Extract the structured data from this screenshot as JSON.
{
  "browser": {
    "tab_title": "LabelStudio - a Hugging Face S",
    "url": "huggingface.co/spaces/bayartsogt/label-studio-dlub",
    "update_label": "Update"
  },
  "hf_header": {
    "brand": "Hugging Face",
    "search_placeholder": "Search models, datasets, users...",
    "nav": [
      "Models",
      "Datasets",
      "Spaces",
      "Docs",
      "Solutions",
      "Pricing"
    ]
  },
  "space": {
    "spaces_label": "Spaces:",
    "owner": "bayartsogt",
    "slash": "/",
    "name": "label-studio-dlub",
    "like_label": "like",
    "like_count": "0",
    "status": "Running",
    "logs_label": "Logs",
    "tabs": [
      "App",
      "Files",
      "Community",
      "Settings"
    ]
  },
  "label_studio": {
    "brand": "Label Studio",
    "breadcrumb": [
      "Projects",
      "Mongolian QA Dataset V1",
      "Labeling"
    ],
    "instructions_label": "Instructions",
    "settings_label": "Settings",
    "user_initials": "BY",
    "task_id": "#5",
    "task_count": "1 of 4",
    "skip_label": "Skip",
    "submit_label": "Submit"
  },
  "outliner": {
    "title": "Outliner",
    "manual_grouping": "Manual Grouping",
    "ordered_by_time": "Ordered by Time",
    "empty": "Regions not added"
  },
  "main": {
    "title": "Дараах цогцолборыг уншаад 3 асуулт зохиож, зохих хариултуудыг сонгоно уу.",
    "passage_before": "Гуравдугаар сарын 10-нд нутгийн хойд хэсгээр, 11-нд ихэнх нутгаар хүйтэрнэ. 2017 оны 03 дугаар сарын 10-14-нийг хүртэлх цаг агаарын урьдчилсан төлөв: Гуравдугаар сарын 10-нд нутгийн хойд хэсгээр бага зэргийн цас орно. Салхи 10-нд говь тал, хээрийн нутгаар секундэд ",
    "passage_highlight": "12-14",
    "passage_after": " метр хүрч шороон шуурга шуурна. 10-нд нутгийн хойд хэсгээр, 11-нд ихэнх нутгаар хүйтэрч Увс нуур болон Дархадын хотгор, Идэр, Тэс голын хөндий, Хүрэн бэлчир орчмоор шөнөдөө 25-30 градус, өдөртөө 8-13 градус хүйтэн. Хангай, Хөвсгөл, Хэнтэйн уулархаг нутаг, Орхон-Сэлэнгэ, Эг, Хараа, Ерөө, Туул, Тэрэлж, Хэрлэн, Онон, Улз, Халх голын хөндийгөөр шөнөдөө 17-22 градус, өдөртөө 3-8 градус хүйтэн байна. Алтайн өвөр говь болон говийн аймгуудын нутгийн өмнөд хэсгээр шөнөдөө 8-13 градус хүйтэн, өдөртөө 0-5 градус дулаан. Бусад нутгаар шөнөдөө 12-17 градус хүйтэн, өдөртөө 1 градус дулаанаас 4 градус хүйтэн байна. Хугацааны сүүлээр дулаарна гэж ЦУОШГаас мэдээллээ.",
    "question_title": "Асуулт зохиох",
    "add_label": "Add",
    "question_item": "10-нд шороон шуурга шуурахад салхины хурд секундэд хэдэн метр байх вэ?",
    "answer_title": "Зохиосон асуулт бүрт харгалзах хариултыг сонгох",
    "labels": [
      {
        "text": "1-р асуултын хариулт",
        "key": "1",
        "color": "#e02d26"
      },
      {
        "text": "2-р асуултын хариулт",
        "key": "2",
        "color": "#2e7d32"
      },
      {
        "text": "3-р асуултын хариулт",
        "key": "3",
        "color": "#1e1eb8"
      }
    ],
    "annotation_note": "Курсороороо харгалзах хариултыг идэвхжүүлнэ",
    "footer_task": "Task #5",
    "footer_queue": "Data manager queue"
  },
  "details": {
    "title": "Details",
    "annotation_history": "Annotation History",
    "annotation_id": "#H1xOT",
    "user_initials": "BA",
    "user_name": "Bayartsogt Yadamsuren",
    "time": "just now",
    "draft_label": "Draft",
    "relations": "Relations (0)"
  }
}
◇ ◇ ◇ ◇ ◇ ◇ ◇
TASK PROMPT:
Once more, set down the full listing, verbatim.

REPLY:
Extract the structured data from this screenshot as JSON.
{
  "browser": {
    "tab_title": "LabelStudio - a Hugging Face S",
    "url": "huggingface.co/spaces/bayartsogt/label-studio-dlub",
    "update_label": "Update"
  },
  "hf_header": {
    "brand": "Hugging Face",
    "search_placeholder": "Search models, datasets, users...",
    "nav": [
      "Models",
      "Datasets",
      "Spaces",
      "Docs",
      "Solutions",
      "Pricing"
    ]
  },
  "space": {
    "spaces_label": "Spaces:",
    "owner": "bayartsogt",
    "slash": "/",
    "name": "label-studio-dlub",
    "like_label": "like",
    "like_count": "0",
    "status": "Running",
    "logs_label": "Logs",
    "tabs": [
      "App",
      "Files",
      "Community",
      "Settings"
    ]
  },
  "label_studio": {
    "brand": "Label Studio",
    "breadcrumb": [
      "Projects",
      "Mongolian QA Dataset V1",
      "Labeling"
    ],
    "instructions_label": "Instructions",
    "settings_label": "Settings",
    "user_initials": "BY",
    "task_id": "#5",
    "task_count": "1 of 4",
    "skip_label": "Skip",
    "submit_label": "Submit"
  },
  "outliner": {
    "title": "Outliner",
    "manual_grouping": "Manual Grouping",
    "ordered_by_time": "Ordered by Time",
    "empty": "Regions not added"
  },
  "main": {
    "title": "Дараах цогцолборыг уншаад 3 асуулт зохиож, зохих хариултуудыг сонгоно уу.",
    "passage_before": "Гуравдугаар сарын 10-нд нутгийн хойд хэсгээр, 11-нд ихэнх нутгаар хүйтэрнэ. 2017 оны 03 дугаар сарын 10-14-нийг хүртэлх цаг агаарын урьдчилсан төлөв: Гуравдугаар сарын 10-нд нутгийн хойд хэсгээр бага зэргийн цас орно. Салхи 10-нд говь тал, хээрийн нутгаар секундэд ",
    "passage_highlight": "12-14",
    "passage_after": " метр хүрч шороон шуурга шуурна. 10-нд нутгийн хойд хэсгээр, 11-нд ихэнх нутгаар хүйтэрч Увс нуур болон Дархадын хотгор, Идэр, Тэс голын хөндий, Хүрэн бэлчир орчмоор шөнөдөө 25-30 градус, өдөртөө 8-13 градус хүйтэн. Хангай, Хөвсгөл, Хэнтэйн уулархаг нутаг, Орхон-Сэлэнгэ, Эг, Хараа, Ерөө, Туул, Тэрэлж, Хэрлэн, Онон, Улз, Халх голын хөндийгөөр шөнөдөө 17-22 градус, өдөртөө 3-8 градус хүйтэн байна. Алтайн өвөр говь болон говийн аймгуудын нутгийн өмнөд хэсгээр шөнөдөө 8-13 градус хүйтэн, өдөртөө 0-5 градус дулаан. Бусад нутгаар шөнөдөө 12-17 градус хүйтэн, өдөртөө 1 градус дулаанаас 4 градус хүйтэн байна. Хугацааны сүүлээр дулаарна гэж ЦУОШГаас мэдээллээ.",
    "question_title": "Асуулт зохиох",
    "add_label": "Add",
    "question_item": "10-нд шороон шуурга шуурахад салхины хурд секундэд хэдэн метр байх вэ?",
    "answer_title": "Зохиосон асуулт бүрт харгалзах хариултыг сонгох",
    "labels": [
      {
        "text": "1-р асуултын хариулт",
        "key": "1",
        "color": "#e02d26"
      },
      {
        "text": "2-р асуултын хариулт",
        "key": "2",
        "color": "#2e7d32"
      },
      {
        "text": "3-р асуултын хариулт",
        "key": "3",
        "color": "#1e1eb8"
      }
    ],
    "annotation_note": "Курсороороо харгалзах хариултыг идэвхжүүлнэ",
    "footer_task": "Task #5",
    "footer_queue": "Data manager queue"
  },
  "details": {
    "title": "Details",
    "annotation_history": "Annotation History",
    "annotation_id": "#H1xOT",
    "user_initials": "BA",
    "user_name": "Bayartsogt Yadamsuren",
    "time": "just now",
    "draft_label": "Draft",
    "relations": "Relations (0)"
  }
}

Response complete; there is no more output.